• **Records from a data collection**

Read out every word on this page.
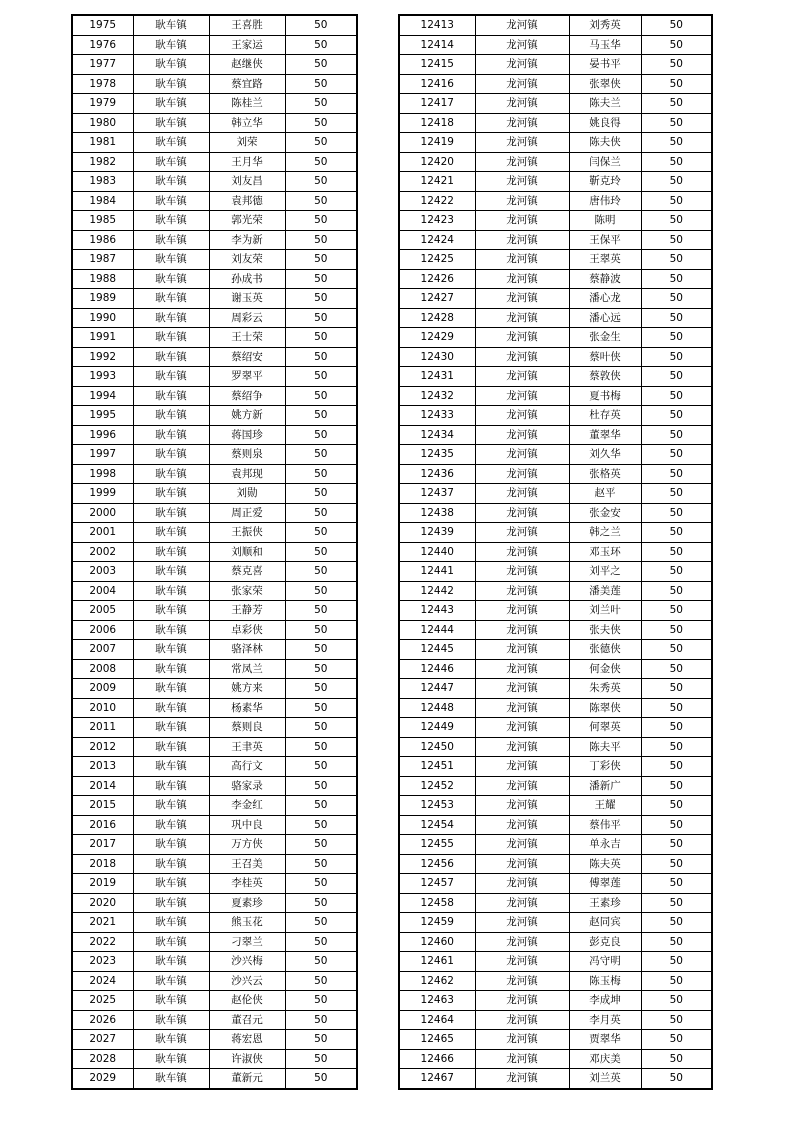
1975	耿车镇	王喜胜	50
1976	耿车镇	王家运	50
1977	耿车镇	赵继侠	50
1978	耿车镇	蔡宜路	50
1979	耿车镇	陈桂兰	50
1980	耿车镇	韩立华	50
1981	耿车镇	刘荣	50
1982	耿车镇	王月华	50
1983	耿车镇	刘友昌	50
1984	耿车镇	袁邦德	50
1985	耿车镇	郭光荣	50
1986	耿车镇	李为新	50
1987	耿车镇	刘友荣	50
1988	耿车镇	孙成书	50
1989	耿车镇	谢玉英	50
1990	耿车镇	周彩云	50
1991	耿车镇	王士荣	50
1992	耿车镇	蔡绍安	50
1993	耿车镇	罗翠平	50
1994	耿车镇	蔡绍争	50
1995	耿车镇	姚方新	50
1996	耿车镇	蒋国珍	50
1997	耿车镇	蔡则泉	50
1998	耿车镇	袁邦现	50
1999	耿车镇	刘勋	50
2000	耿车镇	周正爱	50
2001	耿车镇	王振侠	50
2002	耿车镇	刘顺和	50
2003	耿车镇	蔡克喜	50
2004	耿车镇	张家荣	50
2005	耿车镇	王静芳	50
2006	耿车镇	卓彩侠	50
2007	耿车镇	骆泽林	50
2008	耿车镇	常凤兰	50
2009	耿车镇	姚方来	50
2010	耿车镇	杨素华	50
2011	耿车镇	蔡则良	50
2012	耿车镇	王聿英	50
2013	耿车镇	高行文	50
2014	耿车镇	骆家录	50
2015	耿车镇	李金红	50
2016	耿车镇	巩中良	50
2017	耿车镇	万方侠	50
2018	耿车镇	王召美	50
2019	耿车镇	李桂英	50
2020	耿车镇	夏素珍	50
2021	耿车镇	熊玉花	50
2022	耿车镇	刁翠兰	50
2023	耿车镇	沙兴梅	50
2024	耿车镇	沙兴云	50
2025	耿车镇	赵伦侠	50
2026	耿车镇	董召元	50
2027	耿车镇	蒋宏恩	50
2028	耿车镇	许淑侠	50
2029	耿车镇	董新元	50
12413	龙河镇	刘秀英	50
12414	龙河镇	马玉华	50
12415	龙河镇	晏书平	50
12416	龙河镇	张翠侠	50
12417	龙河镇	陈夫兰	50
12418	龙河镇	姚良得	50
12419	龙河镇	陈夫侠	50
12420	龙河镇	闫保兰	50
12421	龙河镇	靳克玲	50
12422	龙河镇	唐伟玲	50
12423	龙河镇	陈明	50
12424	龙河镇	王保平	50
12425	龙河镇	王翠英	50
12426	龙河镇	蔡静波	50
12427	龙河镇	潘心龙	50
12428	龙河镇	潘心远	50
12429	龙河镇	张金生	50
12430	龙河镇	蔡叶侠	50
12431	龙河镇	蔡敦侠	50
12432	龙河镇	夏书梅	50
12433	龙河镇	杜存英	50
12434	龙河镇	董翠华	50
12435	龙河镇	刘久华	50
12436	龙河镇	张格英	50
12437	龙河镇	赵平	50
12438	龙河镇	张金安	50
12439	龙河镇	韩之兰	50
12440	龙河镇	邓玉环	50
12441	龙河镇	刘平之	50
12442	龙河镇	潘美莲	50
12443	龙河镇	刘兰叶	50
12444	龙河镇	张夫侠	50
12445	龙河镇	张德侠	50
12446	龙河镇	何金侠	50
12447	龙河镇	朱秀英	50
12448	龙河镇	陈翠侠	50
12449	龙河镇	何翠英	50
12450	龙河镇	陈夫平	50
12451	龙河镇	丁彩侠	50
12452	龙河镇	潘新广	50
12453	龙河镇	王耀	50
12454	龙河镇	蔡伟平	50
12455	龙河镇	单永吉	50
12456	龙河镇	陈夫英	50
12457	龙河镇	傅翠莲	50
12458	龙河镇	王素珍	50
12459	龙河镇	赵同宾	50
12460	龙河镇	彭克良	50
12461	龙河镇	冯守明	50
12462	龙河镇	陈玉梅	50
12463	龙河镇	李成坤	50
12464	龙河镇	李月英	50
12465	龙河镇	贾翠华	50
12466	龙河镇	邓庆美	50
12467	龙河镇	刘兰英	50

• **REQUIREMENTS**
Every entry above is to be set down exactly; the pictures are to be left out.

• **RESPONSE BELOW**
Read out every word on this page.
1975	耿车镇	王喜胜	50
1976	耿车镇	王家运	50
1977	耿车镇	赵继侠	50
1978	耿车镇	蔡宜路	50
1979	耿车镇	陈桂兰	50
1980	耿车镇	韩立华	50
1981	耿车镇	刘荣	50
1982	耿车镇	王月华	50
1983	耿车镇	刘友昌	50
1984	耿车镇	袁邦德	50
1985	耿车镇	郭光荣	50
1986	耿车镇	李为新	50
1987	耿车镇	刘友荣	50
1988	耿车镇	孙成书	50
1989	耿车镇	谢玉英	50
1990	耿车镇	周彩云	50
1991	耿车镇	王士荣	50
1992	耿车镇	蔡绍安	50
1993	耿车镇	罗翠平	50
1994	耿车镇	蔡绍争	50
1995	耿车镇	姚方新	50
1996	耿车镇	蒋国珍	50
1997	耿车镇	蔡则泉	50
1998	耿车镇	袁邦现	50
1999	耿车镇	刘勋	50
2000	耿车镇	周正爱	50
2001	耿车镇	王振侠	50
2002	耿车镇	刘顺和	50
2003	耿车镇	蔡克喜	50
2004	耿车镇	张家荣	50
2005	耿车镇	王静芳	50
2006	耿车镇	卓彩侠	50
2007	耿车镇	骆泽林	50
2008	耿车镇	常凤兰	50
2009	耿车镇	姚方来	50
2010	耿车镇	杨素华	50
2011	耿车镇	蔡则良	50
2012	耿车镇	王聿英	50
2013	耿车镇	高行文	50
2014	耿车镇	骆家录	50
2015	耿车镇	李金红	50
2016	耿车镇	巩中良	50
2017	耿车镇	万方侠	50
2018	耿车镇	王召美	50
2019	耿车镇	李桂英	50
2020	耿车镇	夏素珍	50
2021	耿车镇	熊玉花	50
2022	耿车镇	刁翠兰	50
2023	耿车镇	沙兴梅	50
2024	耿车镇	沙兴云	50
2025	耿车镇	赵伦侠	50
2026	耿车镇	董召元	50
2027	耿车镇	蒋宏恩	50
2028	耿车镇	许淑侠	50
2029	耿车镇	董新元	50
12413	龙河镇	刘秀英	50
12414	龙河镇	马玉华	50
12415	龙河镇	晏书平	50
12416	龙河镇	张翠侠	50
12417	龙河镇	陈夫兰	50
12418	龙河镇	姚良得	50
12419	龙河镇	陈夫侠	50
12420	龙河镇	闫保兰	50
12421	龙河镇	靳克玲	50
12422	龙河镇	唐伟玲	50
12423	龙河镇	陈明	50
12424	龙河镇	王保平	50
12425	龙河镇	王翠英	50
12426	龙河镇	蔡静波	50
12427	龙河镇	潘心龙	50
12428	龙河镇	潘心远	50
12429	龙河镇	张金生	50
12430	龙河镇	蔡叶侠	50
12431	龙河镇	蔡敦侠	50
12432	龙河镇	夏书梅	50
12433	龙河镇	杜存英	50
12434	龙河镇	董翠华	50
12435	龙河镇	刘久华	50
12436	龙河镇	张格英	50
12437	龙河镇	赵平	50
12438	龙河镇	张金安	50
12439	龙河镇	韩之兰	50
12440	龙河镇	邓玉环	50
12441	龙河镇	刘平之	50
12442	龙河镇	潘美莲	50
12443	龙河镇	刘兰叶	50
12444	龙河镇	张夫侠	50
12445	龙河镇	张德侠	50
12446	龙河镇	何金侠	50
12447	龙河镇	朱秀英	50
12448	龙河镇	陈翠侠	50
12449	龙河镇	何翠英	50
12450	龙河镇	陈夫平	50
12451	龙河镇	丁彩侠	50
12452	龙河镇	潘新广	50
12453	龙河镇	王耀	50
12454	龙河镇	蔡伟平	50
12455	龙河镇	单永吉	50
12456	龙河镇	陈夫英	50
12457	龙河镇	傅翠莲	50
12458	龙河镇	王素珍	50
12459	龙河镇	赵同宾	50
12460	龙河镇	彭克良	50
12461	龙河镇	冯守明	50
12462	龙河镇	陈玉梅	50
12463	龙河镇	李成坤	50
12464	龙河镇	李月英	50
12465	龙河镇	贾翠华	50
12466	龙河镇	邓庆美	50
12467	龙河镇	刘兰英	50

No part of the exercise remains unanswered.